**Directions:** Tally how many lines of these entries hold the string "mbps". Return the number alone.

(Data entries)
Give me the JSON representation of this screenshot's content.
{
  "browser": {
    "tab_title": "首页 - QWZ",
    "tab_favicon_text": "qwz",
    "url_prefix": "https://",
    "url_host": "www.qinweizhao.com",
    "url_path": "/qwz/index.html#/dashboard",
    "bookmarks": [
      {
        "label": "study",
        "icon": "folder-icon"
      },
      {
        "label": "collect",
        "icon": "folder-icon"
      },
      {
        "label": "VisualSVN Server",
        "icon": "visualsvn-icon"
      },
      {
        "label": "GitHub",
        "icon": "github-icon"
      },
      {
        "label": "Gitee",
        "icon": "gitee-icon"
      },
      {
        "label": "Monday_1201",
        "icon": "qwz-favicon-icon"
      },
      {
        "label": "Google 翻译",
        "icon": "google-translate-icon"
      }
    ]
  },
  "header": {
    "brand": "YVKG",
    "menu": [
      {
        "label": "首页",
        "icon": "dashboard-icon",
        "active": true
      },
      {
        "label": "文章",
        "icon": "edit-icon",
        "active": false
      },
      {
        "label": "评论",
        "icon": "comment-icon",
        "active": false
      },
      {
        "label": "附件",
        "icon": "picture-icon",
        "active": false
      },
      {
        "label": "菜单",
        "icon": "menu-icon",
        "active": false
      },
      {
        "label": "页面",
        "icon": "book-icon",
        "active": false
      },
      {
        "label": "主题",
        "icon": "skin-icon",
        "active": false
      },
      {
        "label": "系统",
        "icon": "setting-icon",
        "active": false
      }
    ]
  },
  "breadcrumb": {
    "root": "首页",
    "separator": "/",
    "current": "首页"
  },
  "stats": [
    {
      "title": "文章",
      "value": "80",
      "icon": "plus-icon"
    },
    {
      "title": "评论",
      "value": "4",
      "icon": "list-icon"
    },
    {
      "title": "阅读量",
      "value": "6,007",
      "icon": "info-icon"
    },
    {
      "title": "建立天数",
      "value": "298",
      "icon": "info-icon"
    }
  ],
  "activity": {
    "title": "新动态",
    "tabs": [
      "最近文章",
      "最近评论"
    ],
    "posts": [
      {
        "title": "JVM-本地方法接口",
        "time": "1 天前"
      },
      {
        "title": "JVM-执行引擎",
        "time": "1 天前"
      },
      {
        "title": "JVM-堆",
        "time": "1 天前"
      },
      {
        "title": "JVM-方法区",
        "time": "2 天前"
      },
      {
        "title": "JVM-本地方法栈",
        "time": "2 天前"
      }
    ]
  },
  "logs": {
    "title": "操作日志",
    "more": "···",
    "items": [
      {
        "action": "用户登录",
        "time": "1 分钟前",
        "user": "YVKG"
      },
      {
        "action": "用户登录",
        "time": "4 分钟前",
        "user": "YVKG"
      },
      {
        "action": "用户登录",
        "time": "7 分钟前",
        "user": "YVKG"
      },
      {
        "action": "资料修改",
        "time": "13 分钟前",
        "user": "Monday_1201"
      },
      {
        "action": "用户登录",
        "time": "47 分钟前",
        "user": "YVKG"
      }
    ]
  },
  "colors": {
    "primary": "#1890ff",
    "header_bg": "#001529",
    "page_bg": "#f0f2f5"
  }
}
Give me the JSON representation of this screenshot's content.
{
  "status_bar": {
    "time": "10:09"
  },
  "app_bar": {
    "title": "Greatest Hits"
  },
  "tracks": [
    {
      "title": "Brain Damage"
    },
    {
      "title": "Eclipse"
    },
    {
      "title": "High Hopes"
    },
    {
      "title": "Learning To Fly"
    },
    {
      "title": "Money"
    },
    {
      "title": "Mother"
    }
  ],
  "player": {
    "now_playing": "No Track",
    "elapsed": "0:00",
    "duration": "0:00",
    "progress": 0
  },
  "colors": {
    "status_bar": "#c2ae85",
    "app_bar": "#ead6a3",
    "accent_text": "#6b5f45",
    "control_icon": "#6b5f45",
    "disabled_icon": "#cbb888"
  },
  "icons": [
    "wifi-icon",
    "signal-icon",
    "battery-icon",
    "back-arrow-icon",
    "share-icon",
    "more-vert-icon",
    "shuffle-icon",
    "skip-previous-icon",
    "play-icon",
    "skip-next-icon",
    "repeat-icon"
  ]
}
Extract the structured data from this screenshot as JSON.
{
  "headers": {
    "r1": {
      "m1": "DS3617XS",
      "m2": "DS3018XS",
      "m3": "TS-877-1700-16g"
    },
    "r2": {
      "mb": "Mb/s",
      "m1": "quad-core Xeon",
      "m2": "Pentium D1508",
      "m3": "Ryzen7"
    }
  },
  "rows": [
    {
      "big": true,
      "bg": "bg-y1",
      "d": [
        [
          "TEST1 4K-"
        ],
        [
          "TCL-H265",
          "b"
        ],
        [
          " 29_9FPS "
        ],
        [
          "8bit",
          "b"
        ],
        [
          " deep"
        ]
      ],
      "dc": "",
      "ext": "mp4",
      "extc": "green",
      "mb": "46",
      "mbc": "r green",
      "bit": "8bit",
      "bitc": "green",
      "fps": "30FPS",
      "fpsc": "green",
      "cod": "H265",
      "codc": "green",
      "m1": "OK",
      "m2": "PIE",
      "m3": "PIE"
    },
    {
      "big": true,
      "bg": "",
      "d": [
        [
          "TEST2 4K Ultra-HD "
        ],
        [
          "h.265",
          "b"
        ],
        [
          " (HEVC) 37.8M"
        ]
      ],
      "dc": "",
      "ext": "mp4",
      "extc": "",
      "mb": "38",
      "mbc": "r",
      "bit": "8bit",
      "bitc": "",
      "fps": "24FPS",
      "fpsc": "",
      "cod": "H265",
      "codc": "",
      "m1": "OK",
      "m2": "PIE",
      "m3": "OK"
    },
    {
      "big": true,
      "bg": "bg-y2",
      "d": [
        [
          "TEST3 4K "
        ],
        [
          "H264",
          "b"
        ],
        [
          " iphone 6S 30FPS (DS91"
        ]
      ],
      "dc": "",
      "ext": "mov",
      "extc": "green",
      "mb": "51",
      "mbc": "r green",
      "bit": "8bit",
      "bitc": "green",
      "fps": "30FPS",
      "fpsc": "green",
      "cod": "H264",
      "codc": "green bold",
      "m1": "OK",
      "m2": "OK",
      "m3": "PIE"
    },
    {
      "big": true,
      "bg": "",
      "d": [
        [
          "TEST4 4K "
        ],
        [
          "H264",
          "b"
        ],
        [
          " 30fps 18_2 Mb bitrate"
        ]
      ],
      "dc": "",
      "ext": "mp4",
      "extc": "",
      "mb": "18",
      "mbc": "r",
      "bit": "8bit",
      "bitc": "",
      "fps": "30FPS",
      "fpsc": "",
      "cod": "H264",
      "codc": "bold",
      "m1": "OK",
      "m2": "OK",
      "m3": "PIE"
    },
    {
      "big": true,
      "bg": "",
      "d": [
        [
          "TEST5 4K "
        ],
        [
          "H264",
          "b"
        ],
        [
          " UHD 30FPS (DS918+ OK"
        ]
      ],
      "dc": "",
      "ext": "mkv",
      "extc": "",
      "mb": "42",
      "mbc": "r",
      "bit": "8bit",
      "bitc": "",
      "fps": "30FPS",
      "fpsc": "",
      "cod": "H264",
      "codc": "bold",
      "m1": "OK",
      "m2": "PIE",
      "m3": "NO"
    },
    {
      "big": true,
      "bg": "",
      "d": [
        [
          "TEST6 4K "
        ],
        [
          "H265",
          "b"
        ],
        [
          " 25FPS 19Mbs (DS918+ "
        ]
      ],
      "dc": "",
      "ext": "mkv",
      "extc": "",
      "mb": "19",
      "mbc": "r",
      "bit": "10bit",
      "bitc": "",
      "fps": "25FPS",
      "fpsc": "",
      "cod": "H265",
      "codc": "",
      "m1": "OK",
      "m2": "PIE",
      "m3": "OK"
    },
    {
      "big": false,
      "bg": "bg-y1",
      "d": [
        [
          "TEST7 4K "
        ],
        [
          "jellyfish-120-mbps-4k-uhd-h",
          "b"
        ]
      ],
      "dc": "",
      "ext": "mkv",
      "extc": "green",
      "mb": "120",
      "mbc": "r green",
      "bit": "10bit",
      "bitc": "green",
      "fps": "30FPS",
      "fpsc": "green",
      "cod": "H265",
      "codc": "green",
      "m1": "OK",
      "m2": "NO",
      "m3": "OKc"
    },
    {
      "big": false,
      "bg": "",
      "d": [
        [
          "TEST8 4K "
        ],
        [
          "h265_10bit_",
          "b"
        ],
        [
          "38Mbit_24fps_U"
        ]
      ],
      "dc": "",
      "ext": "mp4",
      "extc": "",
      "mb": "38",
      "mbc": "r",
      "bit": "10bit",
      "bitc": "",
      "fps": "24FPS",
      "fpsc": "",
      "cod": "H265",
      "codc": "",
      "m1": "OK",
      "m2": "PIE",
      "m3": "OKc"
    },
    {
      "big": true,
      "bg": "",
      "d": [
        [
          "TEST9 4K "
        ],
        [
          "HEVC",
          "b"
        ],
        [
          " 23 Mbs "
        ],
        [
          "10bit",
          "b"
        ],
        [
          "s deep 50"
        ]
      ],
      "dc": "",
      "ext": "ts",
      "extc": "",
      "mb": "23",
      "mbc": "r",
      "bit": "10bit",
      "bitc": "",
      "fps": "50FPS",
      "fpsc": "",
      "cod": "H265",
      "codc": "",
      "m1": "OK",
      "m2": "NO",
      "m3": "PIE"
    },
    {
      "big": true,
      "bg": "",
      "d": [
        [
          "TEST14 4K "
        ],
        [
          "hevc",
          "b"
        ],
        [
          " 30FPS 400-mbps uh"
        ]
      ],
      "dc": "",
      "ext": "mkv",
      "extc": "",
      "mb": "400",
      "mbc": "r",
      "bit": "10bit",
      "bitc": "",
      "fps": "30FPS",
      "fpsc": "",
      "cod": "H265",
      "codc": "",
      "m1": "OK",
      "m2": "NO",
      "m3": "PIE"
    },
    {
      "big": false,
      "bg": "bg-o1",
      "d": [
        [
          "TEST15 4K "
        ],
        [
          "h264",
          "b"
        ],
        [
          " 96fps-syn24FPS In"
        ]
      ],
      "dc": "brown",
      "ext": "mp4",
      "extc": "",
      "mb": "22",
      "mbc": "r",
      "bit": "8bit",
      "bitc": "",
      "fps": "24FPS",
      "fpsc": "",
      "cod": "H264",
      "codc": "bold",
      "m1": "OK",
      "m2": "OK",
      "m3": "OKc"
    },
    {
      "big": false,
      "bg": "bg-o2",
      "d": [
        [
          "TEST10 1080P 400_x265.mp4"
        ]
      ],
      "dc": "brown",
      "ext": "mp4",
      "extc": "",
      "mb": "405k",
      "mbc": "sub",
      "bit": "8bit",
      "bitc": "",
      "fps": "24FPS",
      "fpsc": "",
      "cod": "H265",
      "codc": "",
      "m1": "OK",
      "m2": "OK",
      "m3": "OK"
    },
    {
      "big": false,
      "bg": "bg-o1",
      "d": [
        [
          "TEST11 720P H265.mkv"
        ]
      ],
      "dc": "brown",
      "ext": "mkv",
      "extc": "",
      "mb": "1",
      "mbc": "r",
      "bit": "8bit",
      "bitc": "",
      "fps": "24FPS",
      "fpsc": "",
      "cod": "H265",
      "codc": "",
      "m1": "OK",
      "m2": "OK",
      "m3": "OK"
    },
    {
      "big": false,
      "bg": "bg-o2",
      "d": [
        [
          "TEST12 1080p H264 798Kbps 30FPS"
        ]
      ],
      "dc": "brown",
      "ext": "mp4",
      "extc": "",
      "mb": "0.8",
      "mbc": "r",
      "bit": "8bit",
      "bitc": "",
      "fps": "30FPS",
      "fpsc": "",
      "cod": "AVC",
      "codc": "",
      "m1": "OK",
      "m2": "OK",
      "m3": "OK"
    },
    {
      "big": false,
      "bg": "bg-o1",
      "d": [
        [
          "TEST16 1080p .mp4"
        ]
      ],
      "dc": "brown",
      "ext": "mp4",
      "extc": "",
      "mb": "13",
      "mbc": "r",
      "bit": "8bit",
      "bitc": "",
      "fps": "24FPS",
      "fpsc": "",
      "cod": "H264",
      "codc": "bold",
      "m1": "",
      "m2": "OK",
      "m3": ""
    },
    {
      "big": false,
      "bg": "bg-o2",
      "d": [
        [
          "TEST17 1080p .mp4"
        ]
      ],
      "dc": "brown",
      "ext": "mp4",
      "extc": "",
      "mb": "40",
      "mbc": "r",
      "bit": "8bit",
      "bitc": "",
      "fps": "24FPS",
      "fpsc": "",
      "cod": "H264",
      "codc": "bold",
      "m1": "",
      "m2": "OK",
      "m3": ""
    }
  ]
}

**The result:** 2